Source data:
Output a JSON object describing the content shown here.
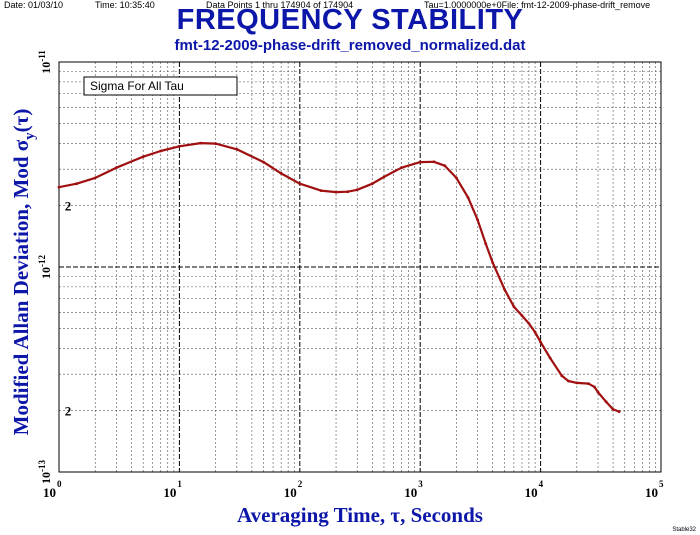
{
  "header": {
    "date": "Date: 01/03/10",
    "time": "Time: 10:35:40",
    "points": "Data Points 1 thru 174904 of 174904",
    "tau_file": "Tau=1.0000000e+0File: fmt-12-2009-phase-drift_remove"
  },
  "footer": "Stable32",
  "chart_data": {
    "type": "line",
    "title": "FREQUENCY STABILITY",
    "subtitle": "fmt-12-2009-phase-drift_removed_normalized.dat",
    "xlabel": "Averaging Time, τ, Seconds",
    "ylabel": "Modified Allan Deviation, Mod σ",
    "ylabel_sub": "y",
    "ylabel_tail": "(τ)",
    "xscale": "log",
    "yscale": "log",
    "xlim": [
      1,
      100000
    ],
    "ylim": [
      1e-13,
      1e-11
    ],
    "grid": true,
    "x_ticks": [
      {
        "base": "10",
        "exp": "0",
        "value": 1
      },
      {
        "base": "10",
        "exp": "1",
        "value": 10
      },
      {
        "base": "10",
        "exp": "2",
        "value": 100
      },
      {
        "base": "10",
        "exp": "3",
        "value": 1000
      },
      {
        "base": "10",
        "exp": "4",
        "value": 10000
      },
      {
        "base": "10",
        "exp": "5",
        "value": 100000
      }
    ],
    "y_ticks": [
      {
        "base": "10",
        "exp": "-11",
        "value": 1e-11
      },
      {
        "base": "10",
        "exp": "-12",
        "value": 1e-12
      },
      {
        "base": "10",
        "exp": "-13",
        "value": 1e-13
      }
    ],
    "y_minor_labels": [
      {
        "label": "2",
        "value": 2e-12
      },
      {
        "label": "2",
        "value": 2e-13
      }
    ],
    "legend": "Sigma For All Tau",
    "legend_position": "top-left",
    "series_color": "#a01010",
    "series": [
      {
        "x": [
          1,
          1.4,
          2,
          3,
          5,
          7,
          10,
          15,
          20,
          30,
          50,
          70,
          100,
          150,
          200,
          250,
          300,
          400,
          500,
          700,
          1000,
          1300,
          1600,
          2000,
          2500,
          3000,
          3500,
          4000,
          5000,
          6000,
          7000,
          8000,
          9000,
          10000,
          12000,
          15000,
          17000,
          20000,
          25000,
          28000,
          30000,
          35000,
          40000,
          45000
        ],
        "y": [
          2.45e-12,
          2.55e-12,
          2.72e-12,
          3.05e-12,
          3.45e-12,
          3.68e-12,
          3.88e-12,
          4.02e-12,
          4e-12,
          3.75e-12,
          3.25e-12,
          2.86e-12,
          2.55e-12,
          2.36e-12,
          2.32e-12,
          2.33e-12,
          2.38e-12,
          2.55e-12,
          2.75e-12,
          3.05e-12,
          3.25e-12,
          3.26e-12,
          3.12e-12,
          2.72e-12,
          2.18e-12,
          1.7e-12,
          1.3e-12,
          1.05e-12,
          7.8e-13,
          6.4e-13,
          5.8e-13,
          5.3e-13,
          4.8e-13,
          4.3e-13,
          3.6e-13,
          2.95e-13,
          2.78e-13,
          2.72e-13,
          2.7e-13,
          2.6e-13,
          2.45e-13,
          2.2e-13,
          2.02e-13,
          1.97e-13
        ]
      }
    ]
  }
}
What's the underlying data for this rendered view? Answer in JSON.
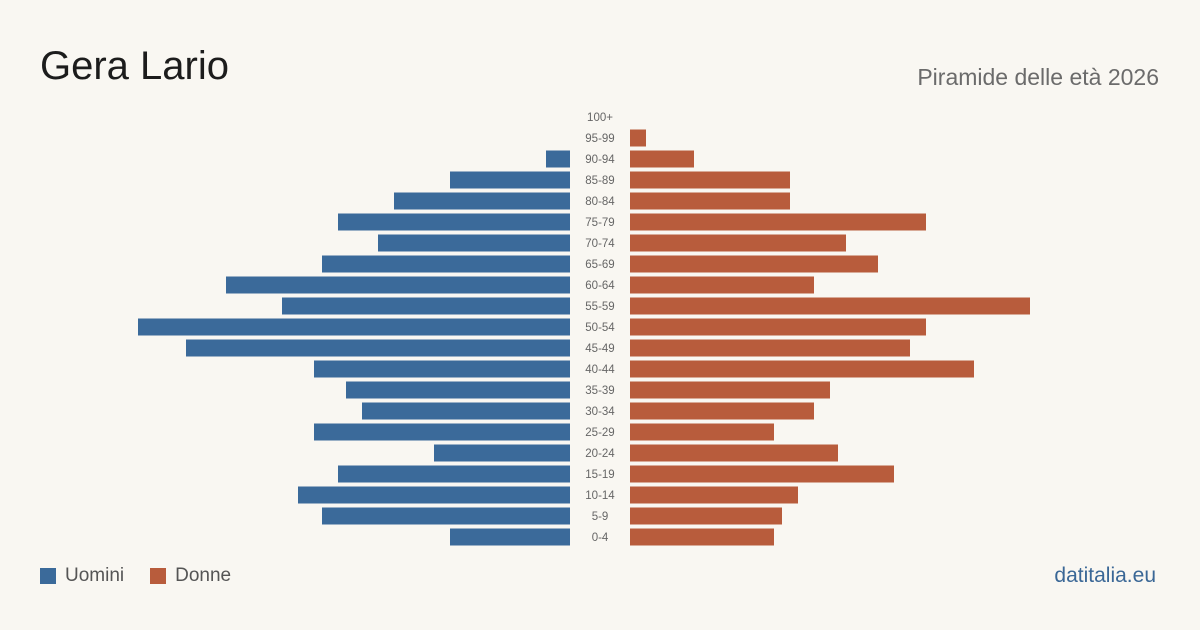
{
  "header": {
    "title": "Gera Lario",
    "subtitle": "Piramide delle età 2026"
  },
  "legend": {
    "men_label": "Uomini",
    "women_label": "Donne"
  },
  "colors": {
    "men": "#3b6a9a",
    "women": "#b85c3c",
    "background": "#f9f7f2"
  },
  "footer": {
    "site": "datitalia.eu"
  },
  "chart_data": {
    "type": "bar",
    "orientation": "population-pyramid",
    "categories": [
      "100+",
      "95-99",
      "90-94",
      "85-89",
      "80-84",
      "75-79",
      "70-74",
      "65-69",
      "60-64",
      "55-59",
      "50-54",
      "45-49",
      "40-44",
      "35-39",
      "30-34",
      "25-29",
      "20-24",
      "15-19",
      "10-14",
      "5-9",
      "0-4"
    ],
    "series": [
      {
        "name": "Uomini",
        "values": [
          0,
          0,
          3,
          15,
          22,
          29,
          24,
          31,
          43,
          36,
          54,
          48,
          32,
          28,
          26,
          32,
          17,
          29,
          34,
          31,
          15
        ]
      },
      {
        "name": "Donne",
        "values": [
          0,
          2,
          8,
          20,
          20,
          37,
          27,
          31,
          23,
          50,
          37,
          35,
          43,
          25,
          23,
          18,
          26,
          33,
          21,
          19,
          18
        ]
      }
    ]
  }
}
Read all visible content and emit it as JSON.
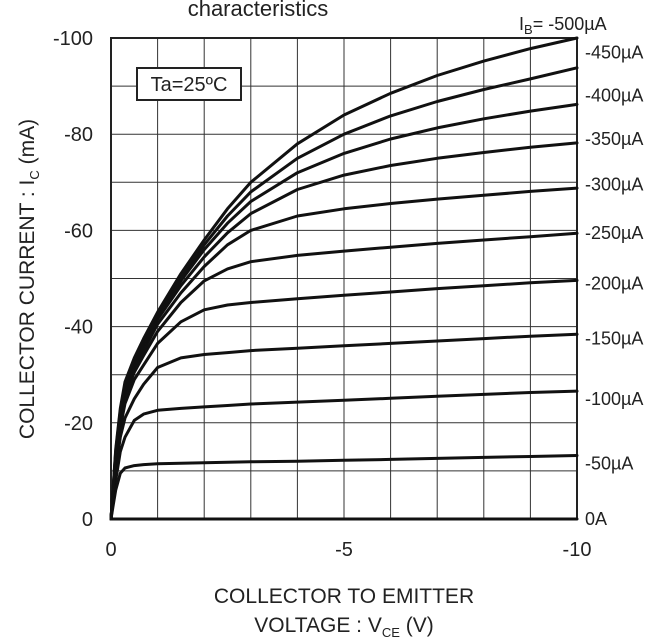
{
  "chart_data": {
    "type": "line",
    "title": "characteristics",
    "xlabel_line1": "COLLECTOR TO EMITTER",
    "xlabel_prefix": "VOLTAGE : V",
    "xlabel_sub": "CE",
    "xlabel_suffix": " (V)",
    "ylabel_prefix": "COLLECTOR CURRENT : I",
    "ylabel_sub": "C",
    "ylabel_suffix": " (mA)",
    "annotation": "Ta=25ºC",
    "xlim": [
      0,
      -10
    ],
    "ylim": [
      0,
      -100
    ],
    "x_ticks": [
      "0",
      "-5",
      "-10"
    ],
    "y_ticks": [
      "0",
      "-20",
      "-40",
      "-60",
      "-80",
      "-100"
    ],
    "grid": true,
    "x": [
      0,
      -0.05,
      -0.1,
      -0.2,
      -0.3,
      -0.5,
      -0.7,
      -1,
      -1.5,
      -2,
      -2.5,
      -3,
      -4,
      -5,
      -6,
      -7,
      -8,
      -9,
      -10
    ],
    "series": [
      {
        "name": "0A",
        "values": [
          0,
          0,
          0,
          0,
          0,
          0,
          0,
          0,
          0,
          0,
          0,
          0,
          0,
          0,
          0,
          0,
          0,
          0,
          0
        ]
      },
      {
        "name": "-50µA",
        "values": [
          0,
          -3,
          -6,
          -9.5,
          -10.6,
          -11.1,
          -11.3,
          -11.5,
          -11.6,
          -11.7,
          -11.8,
          -11.9,
          -12.0,
          -12.2,
          -12.4,
          -12.6,
          -12.8,
          -13.0,
          -13.2
        ]
      },
      {
        "name": "-100µA",
        "values": [
          0,
          -4,
          -8,
          -14,
          -17,
          -20.5,
          -21.8,
          -22.6,
          -23.0,
          -23.3,
          -23.6,
          -23.9,
          -24.3,
          -24.7,
          -25.1,
          -25.5,
          -25.9,
          -26.3,
          -26.6
        ]
      },
      {
        "name": "-150µA",
        "values": [
          0,
          -5,
          -10,
          -17,
          -21,
          -25,
          -28,
          -31.5,
          -33.5,
          -34.2,
          -34.6,
          -35.0,
          -35.5,
          -36.0,
          -36.5,
          -37.0,
          -37.5,
          -38.0,
          -38.4
        ]
      },
      {
        "name": "-200µA",
        "values": [
          0,
          -5.5,
          -11,
          -19,
          -24,
          -29,
          -32,
          -36.5,
          -41,
          -43.5,
          -44.5,
          -45.0,
          -45.8,
          -46.5,
          -47.2,
          -47.9,
          -48.5,
          -49.1,
          -49.6
        ]
      },
      {
        "name": "-250µA",
        "values": [
          0,
          -6,
          -12,
          -20,
          -25.5,
          -30.5,
          -34,
          -39,
          -45,
          -49.5,
          -52,
          -53.5,
          -54.8,
          -55.7,
          -56.5,
          -57.3,
          -58.0,
          -58.7,
          -59.4
        ]
      },
      {
        "name": "-300µA",
        "values": [
          0,
          -6,
          -12.5,
          -21,
          -26.5,
          -31.5,
          -35,
          -40.5,
          -47,
          -52.5,
          -57,
          -60,
          -63,
          -64.5,
          -65.6,
          -66.5,
          -67.3,
          -68.1,
          -68.8
        ]
      },
      {
        "name": "-350µA",
        "values": [
          0,
          -6.5,
          -13,
          -21.5,
          -27,
          -32,
          -36,
          -41.5,
          -48.5,
          -54.5,
          -59.5,
          -63.5,
          -68.5,
          -71.5,
          -73.5,
          -75,
          -76.2,
          -77.3,
          -78.2
        ]
      },
      {
        "name": "-400µA",
        "values": [
          0,
          -6.5,
          -13.5,
          -22,
          -27.5,
          -32.5,
          -36.5,
          -42,
          -49.5,
          -56,
          -61.5,
          -66,
          -72,
          -76,
          -79,
          -81.3,
          -83.2,
          -84.8,
          -86.2
        ]
      },
      {
        "name": "-450µA",
        "values": [
          0,
          -7,
          -14,
          -22.5,
          -28,
          -33,
          -37,
          -42.5,
          -50,
          -57,
          -63,
          -68,
          -75,
          -80,
          -83.8,
          -86.8,
          -89.3,
          -91.5,
          -93.8
        ]
      },
      {
        "name": "-500µA",
        "values": [
          0,
          -7,
          -14.5,
          -23,
          -28.5,
          -33.5,
          -37.5,
          -43,
          -51,
          -58,
          -64.5,
          -70,
          -78,
          -84,
          -88.5,
          -92.2,
          -95.2,
          -97.8,
          -100
        ]
      }
    ],
    "curve_labels": [
      {
        "name": "0A",
        "at_value": 0
      },
      {
        "name": "-50µA",
        "at_value": -11.5
      },
      {
        "name": "-100µA",
        "at_value": -25
      },
      {
        "name": "-150µA",
        "at_value": -37.5
      },
      {
        "name": "-200µA",
        "at_value": -49
      },
      {
        "name": "-250µA",
        "at_value": -59.5
      },
      {
        "name": "-300µA",
        "at_value": -69.5
      },
      {
        "name": "-350µA",
        "at_value": -79
      },
      {
        "name": "-400µA",
        "at_value": -88
      },
      {
        "name": "-450µA",
        "at_value": -97
      },
      {
        "name_prefix": "I",
        "name_sub": "B",
        "name_suffix": "= -500µA",
        "at_value": -103
      }
    ]
  }
}
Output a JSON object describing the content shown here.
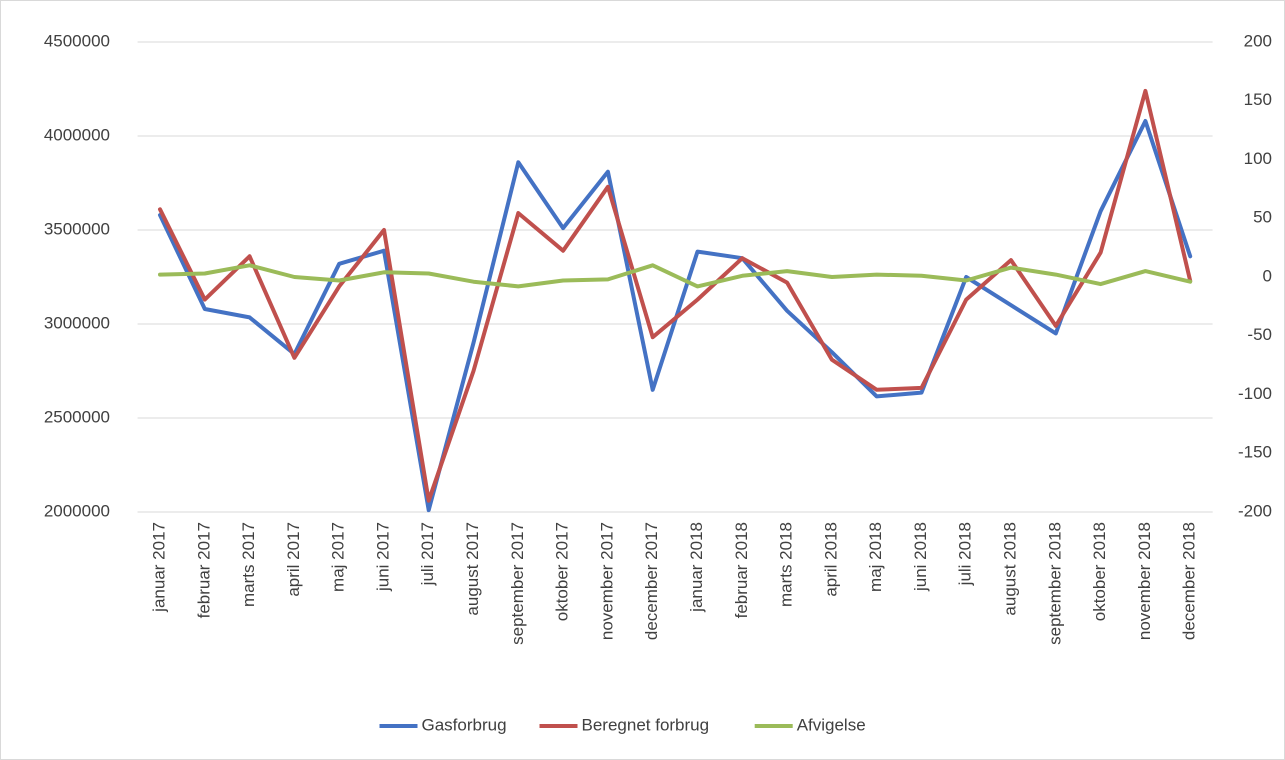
{
  "chart_data": {
    "type": "line",
    "categories": [
      "januar 2017",
      "februar 2017",
      "marts 2017",
      "april 2017",
      "maj 2017",
      "juni 2017",
      "juli 2017",
      "august 2017",
      "september 2017",
      "oktober 2017",
      "november 2017",
      "december 2017",
      "januar 2018",
      "februar 2018",
      "marts 2018",
      "april 2018",
      "maj 2018",
      "juni 2018",
      "juli 2018",
      "august 2018",
      "september 2018",
      "oktober 2018",
      "november 2018",
      "december 2018"
    ],
    "series": [
      {
        "name": "Gasforbrug",
        "color": "#4472c4",
        "values": [
          3580000,
          3080000,
          3035000,
          2840000,
          3320000,
          3390000,
          2010000,
          2900000,
          3860000,
          3510000,
          3810000,
          2650000,
          3385000,
          3350000,
          3070000,
          2850000,
          2615000,
          2635000,
          3250000,
          3100000,
          2950000,
          3600000,
          4080000,
          3360000
        ]
      },
      {
        "name": "Beregnet forbrug",
        "color": "#c0504d",
        "values": [
          3610000,
          3130000,
          3360000,
          2820000,
          3200000,
          3500000,
          2060000,
          2750000,
          3590000,
          3390000,
          3730000,
          2930000,
          3130000,
          3350000,
          3220000,
          2810000,
          2650000,
          2660000,
          3130000,
          3340000,
          2990000,
          3380000,
          4240000,
          3230000
        ]
      },
      {
        "name": "Afvigelse",
        "color": "#9bbb59",
        "axis": "y2",
        "values": [
          2,
          3,
          10,
          0,
          -3,
          4,
          3,
          -4,
          -8,
          -3,
          -2,
          10,
          -8,
          1,
          5,
          0,
          2,
          1,
          -3,
          8,
          2,
          -6,
          5,
          -4
        ]
      }
    ],
    "ylim": [
      2000000,
      4500000
    ],
    "yticks": [
      2000000,
      2500000,
      3000000,
      3500000,
      4000000,
      4500000
    ],
    "y2lim": [
      -200,
      200
    ],
    "y2ticks": [
      -200,
      -150,
      -100,
      -50,
      0,
      50,
      100,
      150,
      200
    ],
    "grid": true,
    "legend": "bottom"
  }
}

### Work instructions
Locate the word "JSON" in the entries, and copy every line where it is found.

### Exercise result
Output a JSON object describing the content shown here.
What's the underlying data for this rendered view? Answer in JSON.
Read all visible content and emit it as JSON.
Output a JSON object describing the content shown here.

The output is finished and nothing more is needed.